YOUR OBJECTIVE:
Repeat every line below exactly, word for word.

ENTRIES:
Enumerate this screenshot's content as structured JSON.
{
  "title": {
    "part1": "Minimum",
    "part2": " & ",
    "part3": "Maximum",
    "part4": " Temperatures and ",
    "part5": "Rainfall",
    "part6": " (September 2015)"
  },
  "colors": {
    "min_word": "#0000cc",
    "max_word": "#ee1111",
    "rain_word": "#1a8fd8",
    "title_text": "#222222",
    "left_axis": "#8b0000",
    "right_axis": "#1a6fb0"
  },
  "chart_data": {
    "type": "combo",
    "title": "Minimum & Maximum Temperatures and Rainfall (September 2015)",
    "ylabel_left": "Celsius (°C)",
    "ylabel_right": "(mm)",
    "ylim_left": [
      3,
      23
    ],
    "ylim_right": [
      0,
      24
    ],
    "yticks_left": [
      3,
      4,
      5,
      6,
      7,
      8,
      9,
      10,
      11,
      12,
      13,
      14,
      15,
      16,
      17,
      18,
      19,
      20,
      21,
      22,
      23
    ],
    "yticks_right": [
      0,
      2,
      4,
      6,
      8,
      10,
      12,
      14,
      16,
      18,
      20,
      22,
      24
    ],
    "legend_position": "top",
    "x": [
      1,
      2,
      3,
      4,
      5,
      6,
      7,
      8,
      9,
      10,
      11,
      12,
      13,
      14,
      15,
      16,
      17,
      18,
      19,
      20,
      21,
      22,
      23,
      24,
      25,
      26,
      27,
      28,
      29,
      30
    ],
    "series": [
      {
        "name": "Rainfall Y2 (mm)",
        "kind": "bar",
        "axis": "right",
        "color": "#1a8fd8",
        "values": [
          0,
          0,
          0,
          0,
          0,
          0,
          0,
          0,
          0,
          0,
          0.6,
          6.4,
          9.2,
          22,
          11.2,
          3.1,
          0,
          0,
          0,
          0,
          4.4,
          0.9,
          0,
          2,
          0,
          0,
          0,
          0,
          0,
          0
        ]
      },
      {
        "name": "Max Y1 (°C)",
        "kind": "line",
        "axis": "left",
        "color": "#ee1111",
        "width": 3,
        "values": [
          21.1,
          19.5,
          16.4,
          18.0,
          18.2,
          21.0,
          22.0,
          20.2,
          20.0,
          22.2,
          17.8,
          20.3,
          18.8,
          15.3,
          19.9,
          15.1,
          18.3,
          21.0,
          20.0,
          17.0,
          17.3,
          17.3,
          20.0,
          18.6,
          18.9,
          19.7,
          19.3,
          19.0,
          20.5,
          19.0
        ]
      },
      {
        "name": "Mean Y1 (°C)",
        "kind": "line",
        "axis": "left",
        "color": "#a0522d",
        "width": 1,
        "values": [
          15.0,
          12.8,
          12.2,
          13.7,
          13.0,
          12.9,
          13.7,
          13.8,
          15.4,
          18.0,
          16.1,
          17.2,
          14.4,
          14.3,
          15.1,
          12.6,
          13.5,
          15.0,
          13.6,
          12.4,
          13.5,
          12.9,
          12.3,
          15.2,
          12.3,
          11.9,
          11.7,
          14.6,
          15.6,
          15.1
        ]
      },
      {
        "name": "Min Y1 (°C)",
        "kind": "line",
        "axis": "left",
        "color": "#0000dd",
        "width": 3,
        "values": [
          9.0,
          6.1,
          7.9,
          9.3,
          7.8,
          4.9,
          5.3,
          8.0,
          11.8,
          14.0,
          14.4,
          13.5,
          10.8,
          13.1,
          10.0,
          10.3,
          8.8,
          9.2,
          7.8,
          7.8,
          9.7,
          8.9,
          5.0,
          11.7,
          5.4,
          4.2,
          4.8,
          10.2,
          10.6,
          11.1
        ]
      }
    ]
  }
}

RESPONSE TO THIS EXERCISE:
Enumerate this screenshot's content as structured JSON.
{
  "title": {
    "part1": "Minimum",
    "part2": " & ",
    "part3": "Maximum",
    "part4": " Temperatures and ",
    "part5": "Rainfall",
    "part6": " (September 2015)"
  },
  "colors": {
    "min_word": "#0000cc",
    "max_word": "#ee1111",
    "rain_word": "#1a8fd8",
    "title_text": "#222222",
    "left_axis": "#8b0000",
    "right_axis": "#1a6fb0"
  },
  "chart_data": {
    "type": "combo",
    "title": "Minimum & Maximum Temperatures and Rainfall (September 2015)",
    "ylabel_left": "Celsius (°C)",
    "ylabel_right": "(mm)",
    "ylim_left": [
      3,
      23
    ],
    "ylim_right": [
      0,
      24
    ],
    "yticks_left": [
      3,
      4,
      5,
      6,
      7,
      8,
      9,
      10,
      11,
      12,
      13,
      14,
      15,
      16,
      17,
      18,
      19,
      20,
      21,
      22,
      23
    ],
    "yticks_right": [
      0,
      2,
      4,
      6,
      8,
      10,
      12,
      14,
      16,
      18,
      20,
      22,
      24
    ],
    "legend_position": "top",
    "x": [
      1,
      2,
      3,
      4,
      5,
      6,
      7,
      8,
      9,
      10,
      11,
      12,
      13,
      14,
      15,
      16,
      17,
      18,
      19,
      20,
      21,
      22,
      23,
      24,
      25,
      26,
      27,
      28,
      29,
      30
    ],
    "series": [
      {
        "name": "Rainfall Y2 (mm)",
        "kind": "bar",
        "axis": "right",
        "color": "#1a8fd8",
        "values": [
          0,
          0,
          0,
          0,
          0,
          0,
          0,
          0,
          0,
          0,
          0.6,
          6.4,
          9.2,
          22,
          11.2,
          3.1,
          0,
          0,
          0,
          0,
          4.4,
          0.9,
          0,
          2,
          0,
          0,
          0,
          0,
          0,
          0
        ]
      },
      {
        "name": "Max Y1 (°C)",
        "kind": "line",
        "axis": "left",
        "color": "#ee1111",
        "width": 3,
        "values": [
          21.1,
          19.5,
          16.4,
          18.0,
          18.2,
          21.0,
          22.0,
          20.2,
          20.0,
          22.2,
          17.8,
          20.3,
          18.8,
          15.3,
          19.9,
          15.1,
          18.3,
          21.0,
          20.0,
          17.0,
          17.3,
          17.3,
          20.0,
          18.6,
          18.9,
          19.7,
          19.3,
          19.0,
          20.5,
          19.0
        ]
      },
      {
        "name": "Mean Y1 (°C)",
        "kind": "line",
        "axis": "left",
        "color": "#a0522d",
        "width": 1,
        "values": [
          15.0,
          12.8,
          12.2,
          13.7,
          13.0,
          12.9,
          13.7,
          13.8,
          15.4,
          18.0,
          16.1,
          17.2,
          14.4,
          14.3,
          15.1,
          12.6,
          13.5,
          15.0,
          13.6,
          12.4,
          13.5,
          12.9,
          12.3,
          15.2,
          12.3,
          11.9,
          11.7,
          14.6,
          15.6,
          15.1
        ]
      },
      {
        "name": "Min Y1 (°C)",
        "kind": "line",
        "axis": "left",
        "color": "#0000dd",
        "width": 3,
        "values": [
          9.0,
          6.1,
          7.9,
          9.3,
          7.8,
          4.9,
          5.3,
          8.0,
          11.8,
          14.0,
          14.4,
          13.5,
          10.8,
          13.1,
          10.0,
          10.3,
          8.8,
          9.2,
          7.8,
          7.8,
          9.7,
          8.9,
          5.0,
          11.7,
          5.4,
          4.2,
          4.8,
          10.2,
          10.6,
          11.1
        ]
      }
    ]
  }
}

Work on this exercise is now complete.